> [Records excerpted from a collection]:
_____

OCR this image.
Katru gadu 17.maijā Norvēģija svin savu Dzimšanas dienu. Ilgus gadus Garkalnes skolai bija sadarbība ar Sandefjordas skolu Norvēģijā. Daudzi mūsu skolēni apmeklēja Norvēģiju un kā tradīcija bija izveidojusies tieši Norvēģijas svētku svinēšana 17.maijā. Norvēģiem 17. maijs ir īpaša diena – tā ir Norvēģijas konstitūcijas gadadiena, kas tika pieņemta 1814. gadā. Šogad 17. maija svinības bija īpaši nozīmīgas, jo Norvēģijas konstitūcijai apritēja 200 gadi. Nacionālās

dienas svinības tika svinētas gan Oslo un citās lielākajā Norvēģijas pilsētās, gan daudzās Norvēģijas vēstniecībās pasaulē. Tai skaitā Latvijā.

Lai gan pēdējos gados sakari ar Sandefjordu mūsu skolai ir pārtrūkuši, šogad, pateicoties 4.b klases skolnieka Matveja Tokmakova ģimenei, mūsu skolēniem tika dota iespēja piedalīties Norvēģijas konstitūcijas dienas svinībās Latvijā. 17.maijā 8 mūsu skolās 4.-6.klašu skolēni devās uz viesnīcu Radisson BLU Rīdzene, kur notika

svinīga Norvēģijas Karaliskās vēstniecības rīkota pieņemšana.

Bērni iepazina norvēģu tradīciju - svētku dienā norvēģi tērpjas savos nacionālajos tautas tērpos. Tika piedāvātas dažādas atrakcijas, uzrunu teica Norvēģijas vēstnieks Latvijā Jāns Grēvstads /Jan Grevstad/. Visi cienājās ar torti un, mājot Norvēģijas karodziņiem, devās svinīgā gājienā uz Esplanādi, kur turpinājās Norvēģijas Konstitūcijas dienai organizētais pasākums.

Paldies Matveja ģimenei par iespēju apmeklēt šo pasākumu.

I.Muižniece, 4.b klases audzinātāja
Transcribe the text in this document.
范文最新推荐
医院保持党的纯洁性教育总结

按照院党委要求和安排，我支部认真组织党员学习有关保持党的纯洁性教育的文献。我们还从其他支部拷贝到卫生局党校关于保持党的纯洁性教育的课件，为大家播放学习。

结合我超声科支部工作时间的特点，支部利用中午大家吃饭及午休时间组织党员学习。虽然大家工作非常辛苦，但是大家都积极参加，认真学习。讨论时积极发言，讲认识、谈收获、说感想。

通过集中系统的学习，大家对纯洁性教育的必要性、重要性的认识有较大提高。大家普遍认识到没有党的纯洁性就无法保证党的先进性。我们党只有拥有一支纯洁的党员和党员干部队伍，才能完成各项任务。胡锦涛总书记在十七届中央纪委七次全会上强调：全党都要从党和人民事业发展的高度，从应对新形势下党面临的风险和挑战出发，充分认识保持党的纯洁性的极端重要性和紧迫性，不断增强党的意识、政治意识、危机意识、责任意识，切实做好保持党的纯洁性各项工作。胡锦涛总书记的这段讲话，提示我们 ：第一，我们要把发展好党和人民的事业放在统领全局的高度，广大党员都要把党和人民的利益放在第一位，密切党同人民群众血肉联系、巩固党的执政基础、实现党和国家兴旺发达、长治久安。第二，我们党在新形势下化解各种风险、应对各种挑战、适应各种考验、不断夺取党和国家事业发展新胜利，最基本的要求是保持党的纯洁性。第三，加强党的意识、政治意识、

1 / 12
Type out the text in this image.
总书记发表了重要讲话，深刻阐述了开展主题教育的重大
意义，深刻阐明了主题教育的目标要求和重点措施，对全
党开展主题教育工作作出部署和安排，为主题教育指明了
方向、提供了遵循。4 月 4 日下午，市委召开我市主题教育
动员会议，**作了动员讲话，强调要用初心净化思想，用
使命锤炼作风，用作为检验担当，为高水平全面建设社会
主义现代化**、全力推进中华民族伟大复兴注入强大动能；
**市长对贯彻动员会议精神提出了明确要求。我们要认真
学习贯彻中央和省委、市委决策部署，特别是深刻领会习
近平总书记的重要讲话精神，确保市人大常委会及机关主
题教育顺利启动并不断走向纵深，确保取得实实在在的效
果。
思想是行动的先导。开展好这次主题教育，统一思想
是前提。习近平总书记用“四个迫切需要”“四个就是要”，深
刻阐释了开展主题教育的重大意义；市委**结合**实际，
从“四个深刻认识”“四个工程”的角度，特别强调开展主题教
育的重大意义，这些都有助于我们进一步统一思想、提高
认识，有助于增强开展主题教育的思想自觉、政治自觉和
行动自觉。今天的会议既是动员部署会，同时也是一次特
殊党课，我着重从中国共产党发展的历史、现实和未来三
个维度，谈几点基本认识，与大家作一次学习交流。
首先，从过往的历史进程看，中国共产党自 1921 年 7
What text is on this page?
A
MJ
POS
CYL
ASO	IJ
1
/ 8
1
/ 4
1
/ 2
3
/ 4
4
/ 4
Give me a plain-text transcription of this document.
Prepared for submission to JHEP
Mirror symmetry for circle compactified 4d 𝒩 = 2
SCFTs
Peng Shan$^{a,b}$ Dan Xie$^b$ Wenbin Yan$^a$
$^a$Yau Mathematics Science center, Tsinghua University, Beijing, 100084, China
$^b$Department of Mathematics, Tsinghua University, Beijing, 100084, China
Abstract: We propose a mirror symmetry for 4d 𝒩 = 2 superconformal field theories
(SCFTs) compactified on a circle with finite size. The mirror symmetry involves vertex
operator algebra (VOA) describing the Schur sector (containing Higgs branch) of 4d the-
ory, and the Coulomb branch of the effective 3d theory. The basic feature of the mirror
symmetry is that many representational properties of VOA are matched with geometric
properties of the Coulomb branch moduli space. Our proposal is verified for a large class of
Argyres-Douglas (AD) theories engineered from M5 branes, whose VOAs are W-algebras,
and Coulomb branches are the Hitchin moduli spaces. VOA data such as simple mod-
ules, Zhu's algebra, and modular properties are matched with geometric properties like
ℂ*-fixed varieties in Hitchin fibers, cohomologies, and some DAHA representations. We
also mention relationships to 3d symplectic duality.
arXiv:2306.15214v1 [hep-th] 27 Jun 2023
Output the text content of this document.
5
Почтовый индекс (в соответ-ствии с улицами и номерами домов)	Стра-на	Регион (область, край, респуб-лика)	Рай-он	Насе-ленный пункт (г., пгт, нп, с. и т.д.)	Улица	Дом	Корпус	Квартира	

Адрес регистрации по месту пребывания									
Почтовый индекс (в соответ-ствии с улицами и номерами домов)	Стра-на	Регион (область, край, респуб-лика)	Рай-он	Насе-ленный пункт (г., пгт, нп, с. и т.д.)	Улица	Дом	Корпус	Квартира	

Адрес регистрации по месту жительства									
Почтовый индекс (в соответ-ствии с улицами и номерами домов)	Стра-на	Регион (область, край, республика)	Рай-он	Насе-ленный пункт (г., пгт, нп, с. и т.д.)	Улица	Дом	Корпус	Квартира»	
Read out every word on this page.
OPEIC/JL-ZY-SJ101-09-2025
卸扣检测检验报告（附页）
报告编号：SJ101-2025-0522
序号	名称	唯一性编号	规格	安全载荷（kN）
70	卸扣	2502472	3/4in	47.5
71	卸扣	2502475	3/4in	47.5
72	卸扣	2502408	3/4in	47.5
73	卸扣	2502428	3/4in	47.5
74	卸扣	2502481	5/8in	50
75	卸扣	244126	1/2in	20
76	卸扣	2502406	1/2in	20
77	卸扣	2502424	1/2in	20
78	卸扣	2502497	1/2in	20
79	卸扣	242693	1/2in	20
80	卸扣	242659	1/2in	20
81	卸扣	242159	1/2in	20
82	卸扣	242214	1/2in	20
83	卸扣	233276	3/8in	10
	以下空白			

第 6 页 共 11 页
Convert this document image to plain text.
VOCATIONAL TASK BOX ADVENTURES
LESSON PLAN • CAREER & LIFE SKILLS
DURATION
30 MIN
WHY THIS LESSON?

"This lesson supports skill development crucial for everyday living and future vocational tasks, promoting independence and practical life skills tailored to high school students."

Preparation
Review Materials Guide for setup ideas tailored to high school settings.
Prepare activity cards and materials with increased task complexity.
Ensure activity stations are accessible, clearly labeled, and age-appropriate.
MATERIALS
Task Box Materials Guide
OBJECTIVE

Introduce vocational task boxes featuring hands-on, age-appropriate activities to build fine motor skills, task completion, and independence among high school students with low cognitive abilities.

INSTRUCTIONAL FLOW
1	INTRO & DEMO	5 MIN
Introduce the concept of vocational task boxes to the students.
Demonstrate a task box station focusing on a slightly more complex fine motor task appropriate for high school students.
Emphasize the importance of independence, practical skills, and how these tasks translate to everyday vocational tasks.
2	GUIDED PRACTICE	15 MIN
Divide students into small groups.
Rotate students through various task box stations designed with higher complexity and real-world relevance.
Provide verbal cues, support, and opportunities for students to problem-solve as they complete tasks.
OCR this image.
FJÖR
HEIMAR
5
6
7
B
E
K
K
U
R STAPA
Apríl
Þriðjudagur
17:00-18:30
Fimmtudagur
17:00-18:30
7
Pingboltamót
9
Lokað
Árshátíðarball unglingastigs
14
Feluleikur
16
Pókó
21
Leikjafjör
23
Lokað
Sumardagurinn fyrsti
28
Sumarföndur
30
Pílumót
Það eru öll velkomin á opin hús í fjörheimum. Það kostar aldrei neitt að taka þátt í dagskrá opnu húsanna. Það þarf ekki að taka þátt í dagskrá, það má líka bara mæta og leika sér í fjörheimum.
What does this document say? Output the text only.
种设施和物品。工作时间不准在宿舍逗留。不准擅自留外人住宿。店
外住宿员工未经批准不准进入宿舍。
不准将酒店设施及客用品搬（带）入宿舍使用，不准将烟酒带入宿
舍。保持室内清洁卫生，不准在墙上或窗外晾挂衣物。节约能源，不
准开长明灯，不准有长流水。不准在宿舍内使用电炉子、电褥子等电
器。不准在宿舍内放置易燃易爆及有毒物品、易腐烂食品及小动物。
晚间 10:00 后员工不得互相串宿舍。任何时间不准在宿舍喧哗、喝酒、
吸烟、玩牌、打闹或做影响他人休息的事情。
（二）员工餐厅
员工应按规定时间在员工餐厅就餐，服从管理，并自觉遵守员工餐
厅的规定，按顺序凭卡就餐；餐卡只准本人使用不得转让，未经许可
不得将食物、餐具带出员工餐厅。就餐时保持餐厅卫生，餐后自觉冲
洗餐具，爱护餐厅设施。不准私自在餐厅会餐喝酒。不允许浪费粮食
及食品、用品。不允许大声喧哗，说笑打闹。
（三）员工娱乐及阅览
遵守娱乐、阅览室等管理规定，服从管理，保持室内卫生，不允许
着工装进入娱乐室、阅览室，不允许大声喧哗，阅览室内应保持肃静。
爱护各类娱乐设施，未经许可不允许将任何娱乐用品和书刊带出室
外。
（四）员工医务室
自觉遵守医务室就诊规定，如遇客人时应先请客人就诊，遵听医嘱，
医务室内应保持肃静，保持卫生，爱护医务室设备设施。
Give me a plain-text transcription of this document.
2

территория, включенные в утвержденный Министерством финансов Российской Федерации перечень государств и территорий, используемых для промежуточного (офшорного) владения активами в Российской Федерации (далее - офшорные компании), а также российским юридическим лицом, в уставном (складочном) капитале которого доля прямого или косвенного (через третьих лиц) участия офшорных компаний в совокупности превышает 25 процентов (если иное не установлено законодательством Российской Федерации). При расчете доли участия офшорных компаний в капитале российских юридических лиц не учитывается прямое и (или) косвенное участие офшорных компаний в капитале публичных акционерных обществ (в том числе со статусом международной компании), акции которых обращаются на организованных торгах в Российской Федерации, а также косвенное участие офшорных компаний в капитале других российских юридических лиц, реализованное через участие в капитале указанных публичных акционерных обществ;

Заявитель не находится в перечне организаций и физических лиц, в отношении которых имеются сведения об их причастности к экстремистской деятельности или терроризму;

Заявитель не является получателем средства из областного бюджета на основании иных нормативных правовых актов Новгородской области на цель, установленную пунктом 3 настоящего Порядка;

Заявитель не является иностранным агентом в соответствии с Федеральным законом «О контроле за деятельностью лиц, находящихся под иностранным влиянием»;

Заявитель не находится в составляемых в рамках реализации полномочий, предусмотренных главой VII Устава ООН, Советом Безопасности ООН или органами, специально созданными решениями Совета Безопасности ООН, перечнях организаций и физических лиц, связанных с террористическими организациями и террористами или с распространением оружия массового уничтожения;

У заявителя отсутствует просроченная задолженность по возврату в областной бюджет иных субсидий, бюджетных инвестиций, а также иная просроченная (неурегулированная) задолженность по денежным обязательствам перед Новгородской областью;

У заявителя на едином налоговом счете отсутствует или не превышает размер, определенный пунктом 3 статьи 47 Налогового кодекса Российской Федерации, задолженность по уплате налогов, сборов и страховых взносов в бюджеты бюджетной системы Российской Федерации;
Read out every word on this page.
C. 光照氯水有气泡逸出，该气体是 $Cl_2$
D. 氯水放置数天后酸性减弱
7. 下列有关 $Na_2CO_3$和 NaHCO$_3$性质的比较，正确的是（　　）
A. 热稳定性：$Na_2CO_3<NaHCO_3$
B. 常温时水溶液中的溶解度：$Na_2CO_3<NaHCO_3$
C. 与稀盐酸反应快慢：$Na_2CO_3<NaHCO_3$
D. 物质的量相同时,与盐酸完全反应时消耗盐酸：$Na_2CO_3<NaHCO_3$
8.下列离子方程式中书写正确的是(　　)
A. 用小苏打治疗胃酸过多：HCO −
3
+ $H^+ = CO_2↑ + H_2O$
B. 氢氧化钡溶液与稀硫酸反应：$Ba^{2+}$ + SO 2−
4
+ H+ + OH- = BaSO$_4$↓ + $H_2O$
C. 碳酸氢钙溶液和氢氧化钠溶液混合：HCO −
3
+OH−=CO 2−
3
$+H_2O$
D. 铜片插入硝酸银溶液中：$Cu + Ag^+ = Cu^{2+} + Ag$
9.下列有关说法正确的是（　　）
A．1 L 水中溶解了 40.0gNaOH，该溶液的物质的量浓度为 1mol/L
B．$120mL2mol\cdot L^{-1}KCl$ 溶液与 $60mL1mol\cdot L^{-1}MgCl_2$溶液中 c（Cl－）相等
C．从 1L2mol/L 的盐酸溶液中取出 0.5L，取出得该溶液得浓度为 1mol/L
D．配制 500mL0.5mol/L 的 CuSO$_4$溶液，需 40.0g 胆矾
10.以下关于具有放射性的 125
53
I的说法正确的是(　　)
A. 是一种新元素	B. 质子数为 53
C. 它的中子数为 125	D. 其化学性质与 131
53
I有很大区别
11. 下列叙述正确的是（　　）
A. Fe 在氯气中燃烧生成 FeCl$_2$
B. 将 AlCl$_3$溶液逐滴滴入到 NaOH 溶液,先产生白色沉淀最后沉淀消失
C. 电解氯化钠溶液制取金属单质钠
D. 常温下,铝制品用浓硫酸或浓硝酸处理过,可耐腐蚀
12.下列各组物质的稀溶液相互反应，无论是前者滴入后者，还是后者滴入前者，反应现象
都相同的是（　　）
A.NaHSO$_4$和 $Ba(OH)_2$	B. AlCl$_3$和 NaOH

_____

> [WRITTEN PROBLEM]:
Copy each line of the records above that carries the word "находится".

> [RESPONSE TO THIS EXERCISE]:
Заявитель не находится в перечне организаций и физических лиц, в отношении которых имеются сведения об их причастности к экстремистской деятельности или терроризму;
Заявитель не находится в составляемых в рамках реализации полномочий, предусмотренных главой VII Устава ООН, Советом Безопасности ООН или органами, специально созданными решениями Совета Безопасности ООН, перечнях организаций и физических лиц, связанных с террористическими организациями и террористами или с распространением оружия массового уничтожения;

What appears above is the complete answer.